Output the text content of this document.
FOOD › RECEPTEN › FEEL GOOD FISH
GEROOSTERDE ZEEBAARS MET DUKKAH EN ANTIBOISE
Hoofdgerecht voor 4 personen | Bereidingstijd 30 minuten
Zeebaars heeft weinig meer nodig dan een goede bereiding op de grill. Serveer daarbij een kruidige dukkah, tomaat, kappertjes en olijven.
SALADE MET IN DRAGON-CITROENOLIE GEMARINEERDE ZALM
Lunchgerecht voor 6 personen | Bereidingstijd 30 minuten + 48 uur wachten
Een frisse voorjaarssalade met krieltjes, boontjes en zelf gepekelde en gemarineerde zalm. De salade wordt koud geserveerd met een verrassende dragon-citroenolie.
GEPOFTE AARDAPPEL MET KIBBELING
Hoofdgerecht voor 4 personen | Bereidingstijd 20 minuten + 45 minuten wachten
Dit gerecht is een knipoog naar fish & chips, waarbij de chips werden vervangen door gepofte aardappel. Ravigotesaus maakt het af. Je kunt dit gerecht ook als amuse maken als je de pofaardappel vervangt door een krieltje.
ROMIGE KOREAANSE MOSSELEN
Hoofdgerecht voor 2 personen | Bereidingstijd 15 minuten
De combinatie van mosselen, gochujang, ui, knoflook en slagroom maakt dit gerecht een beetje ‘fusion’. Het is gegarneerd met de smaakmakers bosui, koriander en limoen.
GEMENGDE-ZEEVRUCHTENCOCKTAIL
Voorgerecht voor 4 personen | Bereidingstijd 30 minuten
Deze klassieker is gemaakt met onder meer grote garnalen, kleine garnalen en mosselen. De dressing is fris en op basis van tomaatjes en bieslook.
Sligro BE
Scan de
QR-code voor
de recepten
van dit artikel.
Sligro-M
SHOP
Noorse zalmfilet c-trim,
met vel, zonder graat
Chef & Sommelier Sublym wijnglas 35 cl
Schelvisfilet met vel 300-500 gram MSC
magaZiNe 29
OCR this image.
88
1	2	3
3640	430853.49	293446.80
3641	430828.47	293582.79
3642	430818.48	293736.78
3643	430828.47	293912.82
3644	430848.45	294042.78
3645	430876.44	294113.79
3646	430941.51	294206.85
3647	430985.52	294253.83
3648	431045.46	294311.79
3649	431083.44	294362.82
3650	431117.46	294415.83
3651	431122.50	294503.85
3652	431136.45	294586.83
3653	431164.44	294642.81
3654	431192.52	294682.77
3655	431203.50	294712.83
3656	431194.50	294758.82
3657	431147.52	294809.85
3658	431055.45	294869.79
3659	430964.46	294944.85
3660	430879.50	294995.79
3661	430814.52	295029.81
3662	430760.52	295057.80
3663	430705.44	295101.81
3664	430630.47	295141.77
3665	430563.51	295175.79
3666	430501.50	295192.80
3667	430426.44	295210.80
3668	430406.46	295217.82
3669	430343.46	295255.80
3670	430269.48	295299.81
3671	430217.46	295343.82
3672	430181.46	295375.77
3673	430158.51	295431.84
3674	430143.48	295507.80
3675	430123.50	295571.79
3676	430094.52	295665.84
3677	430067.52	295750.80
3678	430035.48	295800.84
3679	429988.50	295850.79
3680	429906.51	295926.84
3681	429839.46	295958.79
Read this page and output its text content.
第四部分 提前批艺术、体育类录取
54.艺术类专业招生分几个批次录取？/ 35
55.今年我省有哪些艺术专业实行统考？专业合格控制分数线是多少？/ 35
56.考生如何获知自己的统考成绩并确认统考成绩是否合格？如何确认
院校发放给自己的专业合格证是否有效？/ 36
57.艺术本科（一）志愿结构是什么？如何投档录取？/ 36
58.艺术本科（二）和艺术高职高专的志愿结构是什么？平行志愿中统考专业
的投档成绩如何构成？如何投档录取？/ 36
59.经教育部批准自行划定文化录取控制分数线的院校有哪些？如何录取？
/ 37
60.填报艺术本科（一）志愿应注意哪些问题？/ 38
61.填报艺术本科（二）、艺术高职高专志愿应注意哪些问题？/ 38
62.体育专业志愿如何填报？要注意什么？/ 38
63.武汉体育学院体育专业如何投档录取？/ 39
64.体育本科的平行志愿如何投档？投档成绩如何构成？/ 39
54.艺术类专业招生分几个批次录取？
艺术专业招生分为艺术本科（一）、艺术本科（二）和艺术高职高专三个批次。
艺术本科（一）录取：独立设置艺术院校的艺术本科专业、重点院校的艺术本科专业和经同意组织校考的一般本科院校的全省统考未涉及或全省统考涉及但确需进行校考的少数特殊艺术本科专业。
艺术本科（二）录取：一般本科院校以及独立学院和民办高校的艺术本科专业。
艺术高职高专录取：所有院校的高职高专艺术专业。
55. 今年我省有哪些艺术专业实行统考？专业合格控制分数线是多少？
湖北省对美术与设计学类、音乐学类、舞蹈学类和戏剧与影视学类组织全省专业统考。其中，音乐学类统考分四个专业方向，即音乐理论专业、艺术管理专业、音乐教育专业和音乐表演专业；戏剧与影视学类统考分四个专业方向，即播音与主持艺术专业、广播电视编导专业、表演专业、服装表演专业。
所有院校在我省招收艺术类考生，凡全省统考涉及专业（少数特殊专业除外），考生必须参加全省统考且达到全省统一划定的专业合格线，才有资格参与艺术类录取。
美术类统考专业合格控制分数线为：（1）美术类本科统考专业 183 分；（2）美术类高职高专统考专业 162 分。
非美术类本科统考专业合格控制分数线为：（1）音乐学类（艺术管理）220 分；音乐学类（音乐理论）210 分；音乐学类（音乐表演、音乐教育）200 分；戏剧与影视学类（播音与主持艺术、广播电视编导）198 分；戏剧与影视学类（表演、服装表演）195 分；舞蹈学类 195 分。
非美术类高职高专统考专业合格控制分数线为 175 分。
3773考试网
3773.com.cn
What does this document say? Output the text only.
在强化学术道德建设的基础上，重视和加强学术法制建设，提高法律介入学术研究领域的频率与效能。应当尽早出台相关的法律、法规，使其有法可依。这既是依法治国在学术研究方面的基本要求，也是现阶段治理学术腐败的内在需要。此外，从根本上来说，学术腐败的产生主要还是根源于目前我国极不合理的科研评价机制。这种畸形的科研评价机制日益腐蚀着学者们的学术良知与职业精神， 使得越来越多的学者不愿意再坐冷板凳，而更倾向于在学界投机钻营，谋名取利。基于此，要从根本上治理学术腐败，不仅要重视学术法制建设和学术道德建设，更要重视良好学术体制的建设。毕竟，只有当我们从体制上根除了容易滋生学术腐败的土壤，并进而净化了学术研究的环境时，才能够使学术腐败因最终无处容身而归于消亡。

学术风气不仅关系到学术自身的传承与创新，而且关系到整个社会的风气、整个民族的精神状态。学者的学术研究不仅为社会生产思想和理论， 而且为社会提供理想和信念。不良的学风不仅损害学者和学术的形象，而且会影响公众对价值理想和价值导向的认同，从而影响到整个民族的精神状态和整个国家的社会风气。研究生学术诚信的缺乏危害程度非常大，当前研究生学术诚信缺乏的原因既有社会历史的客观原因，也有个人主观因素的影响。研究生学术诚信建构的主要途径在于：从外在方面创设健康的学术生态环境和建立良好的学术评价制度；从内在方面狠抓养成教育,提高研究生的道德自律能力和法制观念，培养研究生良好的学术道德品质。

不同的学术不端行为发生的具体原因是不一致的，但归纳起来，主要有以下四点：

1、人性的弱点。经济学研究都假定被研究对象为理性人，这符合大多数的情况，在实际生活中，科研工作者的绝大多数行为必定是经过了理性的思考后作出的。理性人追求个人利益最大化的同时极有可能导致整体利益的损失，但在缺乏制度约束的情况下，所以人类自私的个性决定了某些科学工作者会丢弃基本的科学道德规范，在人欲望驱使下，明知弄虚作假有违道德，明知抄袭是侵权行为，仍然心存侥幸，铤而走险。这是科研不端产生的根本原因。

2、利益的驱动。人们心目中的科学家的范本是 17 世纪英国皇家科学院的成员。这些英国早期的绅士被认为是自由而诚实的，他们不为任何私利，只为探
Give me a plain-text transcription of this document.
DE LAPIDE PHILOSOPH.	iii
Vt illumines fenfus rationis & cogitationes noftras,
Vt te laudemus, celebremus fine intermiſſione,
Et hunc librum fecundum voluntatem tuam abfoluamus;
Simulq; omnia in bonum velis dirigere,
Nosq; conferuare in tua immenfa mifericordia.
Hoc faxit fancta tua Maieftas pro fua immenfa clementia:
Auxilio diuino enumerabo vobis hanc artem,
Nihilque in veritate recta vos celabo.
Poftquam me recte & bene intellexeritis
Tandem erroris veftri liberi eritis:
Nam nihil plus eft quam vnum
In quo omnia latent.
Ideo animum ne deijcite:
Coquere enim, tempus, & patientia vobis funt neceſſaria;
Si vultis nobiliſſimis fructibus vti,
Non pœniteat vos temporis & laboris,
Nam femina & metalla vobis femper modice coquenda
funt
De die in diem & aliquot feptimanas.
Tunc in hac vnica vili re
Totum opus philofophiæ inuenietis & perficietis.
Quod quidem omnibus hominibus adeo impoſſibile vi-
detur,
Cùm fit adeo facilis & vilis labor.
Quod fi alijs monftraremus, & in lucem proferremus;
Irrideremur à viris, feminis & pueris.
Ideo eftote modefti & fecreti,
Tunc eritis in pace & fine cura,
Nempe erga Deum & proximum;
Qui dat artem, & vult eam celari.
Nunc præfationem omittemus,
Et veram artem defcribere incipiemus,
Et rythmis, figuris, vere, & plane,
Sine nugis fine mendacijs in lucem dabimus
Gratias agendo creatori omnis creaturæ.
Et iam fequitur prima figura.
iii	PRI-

-=-=-

» SET TASK
Where does the word "omnia" appear in the listing? List each line that holds it.

» ANSWER TO THE EXERCISE
Simulq; omnia in bonum velis dirigere,
In quo omnia latent.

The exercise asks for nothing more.